▸ **Aim**: Reproduce every item below word for word, leaving out the pictures.

— start Excerpted records —

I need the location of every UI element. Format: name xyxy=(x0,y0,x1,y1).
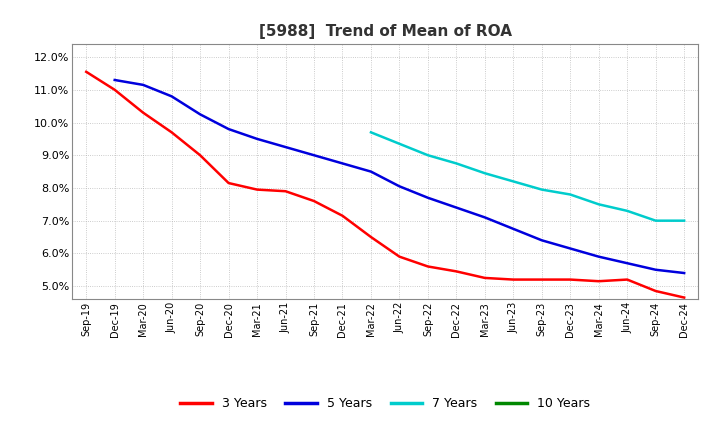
5 Years xyxy=(225,126,233,132)
5 Years xyxy=(452,205,461,210)
7 Years xyxy=(509,179,518,184)
7 Years xyxy=(366,130,375,135)
7 Years xyxy=(595,202,603,207)
5 Years xyxy=(595,254,603,259)
5 Years xyxy=(623,260,631,266)
7 Years xyxy=(623,208,631,213)
3 Years xyxy=(680,295,688,300)
7 Years xyxy=(423,153,432,158)
7 Years xyxy=(395,141,404,147)
3 Years xyxy=(509,277,518,282)
7 Years xyxy=(452,161,461,166)
3 Years xyxy=(480,275,489,281)
3 Years xyxy=(395,254,404,259)
3 Years xyxy=(82,69,91,74)
5 Years xyxy=(509,226,518,231)
5 Years xyxy=(167,94,176,99)
7 Years xyxy=(680,218,688,224)
3 Years xyxy=(167,130,176,135)
3 Years xyxy=(537,277,546,282)
Line: 7 Years: 7 Years xyxy=(371,132,684,221)
5 Years xyxy=(253,136,261,142)
5 Years xyxy=(680,271,688,276)
3 Years xyxy=(566,277,575,282)
5 Years xyxy=(310,153,318,158)
5 Years xyxy=(537,238,546,243)
Line: 5 Years: 5 Years xyxy=(114,80,684,273)
7 Years xyxy=(537,187,546,192)
3 Years xyxy=(366,235,375,240)
5 Years xyxy=(566,246,575,251)
5 Years xyxy=(338,161,347,166)
Legend: 3 Years, 5 Years, 7 Years, 10 Years: 3 Years, 5 Years, 7 Years, 10 Years xyxy=(176,392,595,415)
3 Years xyxy=(110,87,119,92)
3 Years xyxy=(253,187,261,192)
3 Years xyxy=(423,264,432,269)
7 Years xyxy=(652,218,660,224)
3 Years xyxy=(282,189,290,194)
5 Years xyxy=(139,82,148,88)
5 Years xyxy=(196,112,204,117)
3 Years xyxy=(225,180,233,186)
3 Years xyxy=(623,277,631,282)
7 Years xyxy=(566,192,575,197)
5 Years xyxy=(652,267,660,272)
5 Years xyxy=(423,195,432,200)
3 Years xyxy=(310,198,318,204)
3 Years xyxy=(196,153,204,158)
Line: 3 Years: 3 Years xyxy=(86,72,684,297)
5 Years xyxy=(480,215,489,220)
3 Years xyxy=(595,279,603,284)
3 Years xyxy=(338,213,347,218)
Title: [5988]  Trend of Mean of ROA: [5988] Trend of Mean of ROA xyxy=(258,24,512,39)
3 Years xyxy=(652,288,660,293)
5 Years xyxy=(282,144,290,150)
7 Years xyxy=(480,171,489,176)
5 Years xyxy=(110,77,119,83)
3 Years xyxy=(139,110,148,115)
5 Years xyxy=(366,169,375,174)
3 Years xyxy=(452,269,461,274)
5 Years xyxy=(395,183,404,189)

— end Excerpted records —

▸ **Answer for the task**:
I need the location of every UI element. Format: name xyxy=(x0,y0,x1,y1).
5 Years xyxy=(225,126,233,132)
5 Years xyxy=(452,205,461,210)
7 Years xyxy=(509,179,518,184)
7 Years xyxy=(366,130,375,135)
7 Years xyxy=(595,202,603,207)
5 Years xyxy=(595,254,603,259)
5 Years xyxy=(623,260,631,266)
7 Years xyxy=(623,208,631,213)
3 Years xyxy=(680,295,688,300)
7 Years xyxy=(423,153,432,158)
7 Years xyxy=(395,141,404,147)
3 Years xyxy=(509,277,518,282)
7 Years xyxy=(452,161,461,166)
3 Years xyxy=(480,275,489,281)
3 Years xyxy=(395,254,404,259)
3 Years xyxy=(82,69,91,74)
5 Years xyxy=(509,226,518,231)
5 Years xyxy=(167,94,176,99)
7 Years xyxy=(680,218,688,224)
3 Years xyxy=(167,130,176,135)
3 Years xyxy=(537,277,546,282)
Line: 7 Years: 7 Years xyxy=(371,132,684,221)
5 Years xyxy=(253,136,261,142)
5 Years xyxy=(680,271,688,276)
3 Years xyxy=(566,277,575,282)
5 Years xyxy=(310,153,318,158)
5 Years xyxy=(537,238,546,243)
Line: 5 Years: 5 Years xyxy=(114,80,684,273)
7 Years xyxy=(537,187,546,192)
3 Years xyxy=(366,235,375,240)
5 Years xyxy=(566,246,575,251)
5 Years xyxy=(338,161,347,166)
Legend: 3 Years, 5 Years, 7 Years, 10 Years: 3 Years, 5 Years, 7 Years, 10 Years xyxy=(176,392,595,415)
3 Years xyxy=(110,87,119,92)
3 Years xyxy=(253,187,261,192)
3 Years xyxy=(423,264,432,269)
7 Years xyxy=(652,218,660,224)
3 Years xyxy=(282,189,290,194)
5 Years xyxy=(139,82,148,88)
5 Years xyxy=(196,112,204,117)
3 Years xyxy=(225,180,233,186)
3 Years xyxy=(623,277,631,282)
7 Years xyxy=(566,192,575,197)
5 Years xyxy=(652,267,660,272)
5 Years xyxy=(423,195,432,200)
3 Years xyxy=(310,198,318,204)
3 Years xyxy=(196,153,204,158)
Line: 3 Years: 3 Years xyxy=(86,72,684,297)
5 Years xyxy=(480,215,489,220)
3 Years xyxy=(595,279,603,284)
3 Years xyxy=(338,213,347,218)
Title: [5988]  Trend of Mean of ROA: [5988] Trend of Mean of ROA xyxy=(258,24,512,39)
3 Years xyxy=(652,288,660,293)
5 Years xyxy=(282,144,290,150)
7 Years xyxy=(480,171,489,176)
5 Years xyxy=(110,77,119,83)
3 Years xyxy=(139,110,148,115)
5 Years xyxy=(366,169,375,174)
3 Years xyxy=(452,269,461,274)
5 Years xyxy=(395,183,404,189)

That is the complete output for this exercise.